Written request >> Copy the items word for word, from the line containing "372, 479, 404]" through the line containing "- fold-collapse-icon[interactable]: [60, 188, 72, 200]".
--*--
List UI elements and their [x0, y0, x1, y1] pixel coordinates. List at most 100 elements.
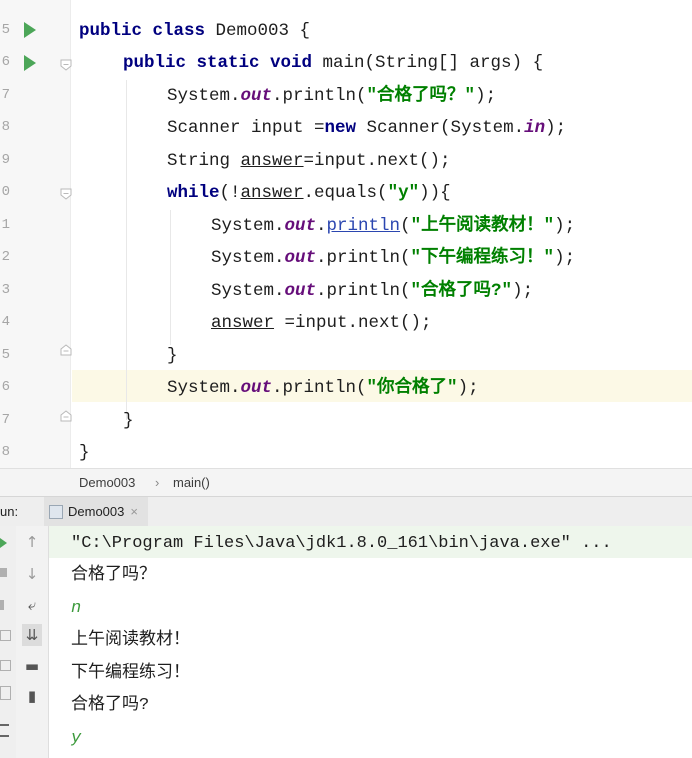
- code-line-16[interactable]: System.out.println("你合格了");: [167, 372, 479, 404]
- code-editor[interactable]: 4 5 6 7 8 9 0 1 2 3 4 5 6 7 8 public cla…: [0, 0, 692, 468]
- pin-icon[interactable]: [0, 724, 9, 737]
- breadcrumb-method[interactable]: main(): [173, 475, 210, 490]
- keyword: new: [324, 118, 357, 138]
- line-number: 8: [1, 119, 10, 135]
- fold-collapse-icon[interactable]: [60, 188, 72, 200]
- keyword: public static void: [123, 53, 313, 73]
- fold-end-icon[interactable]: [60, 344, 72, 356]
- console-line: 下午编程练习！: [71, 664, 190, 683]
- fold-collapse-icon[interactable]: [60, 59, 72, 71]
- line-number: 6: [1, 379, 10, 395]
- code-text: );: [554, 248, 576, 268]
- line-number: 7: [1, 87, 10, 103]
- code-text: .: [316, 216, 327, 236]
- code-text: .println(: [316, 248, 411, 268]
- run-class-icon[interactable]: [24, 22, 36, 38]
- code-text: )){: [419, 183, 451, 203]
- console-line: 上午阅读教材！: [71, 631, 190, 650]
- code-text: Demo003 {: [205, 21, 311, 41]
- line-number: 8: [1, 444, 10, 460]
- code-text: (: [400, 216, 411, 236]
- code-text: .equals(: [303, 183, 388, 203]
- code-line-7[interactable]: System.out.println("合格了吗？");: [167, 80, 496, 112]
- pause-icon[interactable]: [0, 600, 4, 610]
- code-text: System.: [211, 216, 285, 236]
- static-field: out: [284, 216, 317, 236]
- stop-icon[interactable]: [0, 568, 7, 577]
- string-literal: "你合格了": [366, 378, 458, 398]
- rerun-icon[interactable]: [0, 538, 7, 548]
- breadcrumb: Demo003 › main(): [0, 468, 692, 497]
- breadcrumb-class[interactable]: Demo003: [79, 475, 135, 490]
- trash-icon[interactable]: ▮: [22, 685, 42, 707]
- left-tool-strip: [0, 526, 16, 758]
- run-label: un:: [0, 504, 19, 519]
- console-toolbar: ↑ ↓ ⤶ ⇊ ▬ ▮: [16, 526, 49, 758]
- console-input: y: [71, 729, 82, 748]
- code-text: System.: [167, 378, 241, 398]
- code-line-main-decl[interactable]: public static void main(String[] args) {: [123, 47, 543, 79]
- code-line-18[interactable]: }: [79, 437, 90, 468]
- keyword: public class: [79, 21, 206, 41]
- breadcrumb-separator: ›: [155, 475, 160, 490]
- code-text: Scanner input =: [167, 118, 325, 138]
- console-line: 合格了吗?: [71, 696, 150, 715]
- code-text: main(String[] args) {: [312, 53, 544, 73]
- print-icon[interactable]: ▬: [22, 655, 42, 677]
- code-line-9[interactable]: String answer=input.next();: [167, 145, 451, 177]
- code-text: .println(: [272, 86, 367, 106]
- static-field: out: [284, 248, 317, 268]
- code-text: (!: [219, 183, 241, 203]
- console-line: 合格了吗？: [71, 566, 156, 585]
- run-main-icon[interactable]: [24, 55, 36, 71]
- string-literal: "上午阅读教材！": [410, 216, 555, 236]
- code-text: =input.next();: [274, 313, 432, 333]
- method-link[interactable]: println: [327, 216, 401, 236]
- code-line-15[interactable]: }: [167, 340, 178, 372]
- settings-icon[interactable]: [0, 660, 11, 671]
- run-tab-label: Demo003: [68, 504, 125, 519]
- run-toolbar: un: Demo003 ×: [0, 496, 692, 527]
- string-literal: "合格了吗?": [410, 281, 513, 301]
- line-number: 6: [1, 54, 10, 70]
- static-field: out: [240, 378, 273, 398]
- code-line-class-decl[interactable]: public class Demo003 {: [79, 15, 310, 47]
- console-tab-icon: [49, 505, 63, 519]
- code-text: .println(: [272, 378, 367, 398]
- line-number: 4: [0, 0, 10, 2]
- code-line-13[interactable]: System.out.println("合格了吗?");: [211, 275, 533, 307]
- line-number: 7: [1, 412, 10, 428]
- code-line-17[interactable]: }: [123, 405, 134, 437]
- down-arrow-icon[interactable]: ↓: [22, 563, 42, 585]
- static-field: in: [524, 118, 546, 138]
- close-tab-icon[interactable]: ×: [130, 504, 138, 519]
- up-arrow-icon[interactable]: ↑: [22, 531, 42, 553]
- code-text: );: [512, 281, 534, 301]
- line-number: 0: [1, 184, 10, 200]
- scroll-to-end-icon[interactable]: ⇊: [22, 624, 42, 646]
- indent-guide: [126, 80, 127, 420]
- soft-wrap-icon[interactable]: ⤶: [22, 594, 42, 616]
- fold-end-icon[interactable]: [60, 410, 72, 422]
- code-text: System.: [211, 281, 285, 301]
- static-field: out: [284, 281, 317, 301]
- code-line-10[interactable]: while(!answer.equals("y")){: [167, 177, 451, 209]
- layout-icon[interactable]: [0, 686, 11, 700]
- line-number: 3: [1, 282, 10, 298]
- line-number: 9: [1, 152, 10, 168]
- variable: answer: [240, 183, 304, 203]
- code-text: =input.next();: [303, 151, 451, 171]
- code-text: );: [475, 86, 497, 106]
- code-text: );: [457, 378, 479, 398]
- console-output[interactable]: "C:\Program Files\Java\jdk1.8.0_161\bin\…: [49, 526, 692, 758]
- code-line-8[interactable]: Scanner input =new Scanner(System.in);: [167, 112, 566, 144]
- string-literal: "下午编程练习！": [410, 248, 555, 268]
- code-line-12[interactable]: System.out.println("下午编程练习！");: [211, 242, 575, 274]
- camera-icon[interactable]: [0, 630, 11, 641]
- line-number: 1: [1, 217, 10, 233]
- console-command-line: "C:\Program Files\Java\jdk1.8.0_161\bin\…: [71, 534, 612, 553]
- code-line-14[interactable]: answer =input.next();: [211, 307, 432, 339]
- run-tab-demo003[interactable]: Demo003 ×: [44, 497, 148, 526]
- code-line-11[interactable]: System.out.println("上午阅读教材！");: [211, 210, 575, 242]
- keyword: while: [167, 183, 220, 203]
--*--
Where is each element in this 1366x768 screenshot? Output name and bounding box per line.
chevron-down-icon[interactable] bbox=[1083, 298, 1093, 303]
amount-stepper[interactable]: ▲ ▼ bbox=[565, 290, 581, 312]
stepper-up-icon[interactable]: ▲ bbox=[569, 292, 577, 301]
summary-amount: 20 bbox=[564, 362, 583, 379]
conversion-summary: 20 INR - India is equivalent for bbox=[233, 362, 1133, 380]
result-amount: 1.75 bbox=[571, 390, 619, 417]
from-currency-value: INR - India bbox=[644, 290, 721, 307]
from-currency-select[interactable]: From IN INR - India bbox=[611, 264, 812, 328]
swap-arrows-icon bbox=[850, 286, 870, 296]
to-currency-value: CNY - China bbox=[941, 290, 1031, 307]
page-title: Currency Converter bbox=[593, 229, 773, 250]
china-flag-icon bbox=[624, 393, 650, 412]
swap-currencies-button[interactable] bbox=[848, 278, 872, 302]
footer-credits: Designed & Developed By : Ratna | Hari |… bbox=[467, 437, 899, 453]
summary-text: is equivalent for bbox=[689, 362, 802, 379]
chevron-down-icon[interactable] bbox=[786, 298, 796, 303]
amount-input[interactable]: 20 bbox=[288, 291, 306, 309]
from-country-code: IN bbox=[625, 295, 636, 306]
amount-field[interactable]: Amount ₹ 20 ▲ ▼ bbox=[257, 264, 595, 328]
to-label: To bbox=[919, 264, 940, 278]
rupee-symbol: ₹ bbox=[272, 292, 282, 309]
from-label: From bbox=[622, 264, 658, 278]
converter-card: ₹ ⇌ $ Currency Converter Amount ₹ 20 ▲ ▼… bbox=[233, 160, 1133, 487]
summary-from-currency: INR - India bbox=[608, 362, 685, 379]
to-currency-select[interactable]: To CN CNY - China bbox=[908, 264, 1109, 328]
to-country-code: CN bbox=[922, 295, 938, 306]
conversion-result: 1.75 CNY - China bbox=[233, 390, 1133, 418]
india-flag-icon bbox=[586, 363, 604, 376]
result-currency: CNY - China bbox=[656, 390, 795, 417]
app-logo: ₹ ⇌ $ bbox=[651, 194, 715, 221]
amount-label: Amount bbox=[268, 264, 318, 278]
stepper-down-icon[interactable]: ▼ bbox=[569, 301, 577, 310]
--*--
Task solution >>
- code-line-16[interactable]: System.out.println("你合格了");: [167, 372, 479, 404]
- code-editor[interactable]: 4 5 6 7 8 9 0 1 2 3 4 5 6 7 8 public cla…: [0, 0, 692, 468]
- pin-icon[interactable]: [0, 724, 9, 737]
- breadcrumb-method[interactable]: main(): [173, 475, 210, 490]
- keyword: new: [324, 118, 357, 138]
- line-number: 8: [1, 119, 10, 135]
- fold-collapse-icon[interactable]: [60, 188, 72, 200]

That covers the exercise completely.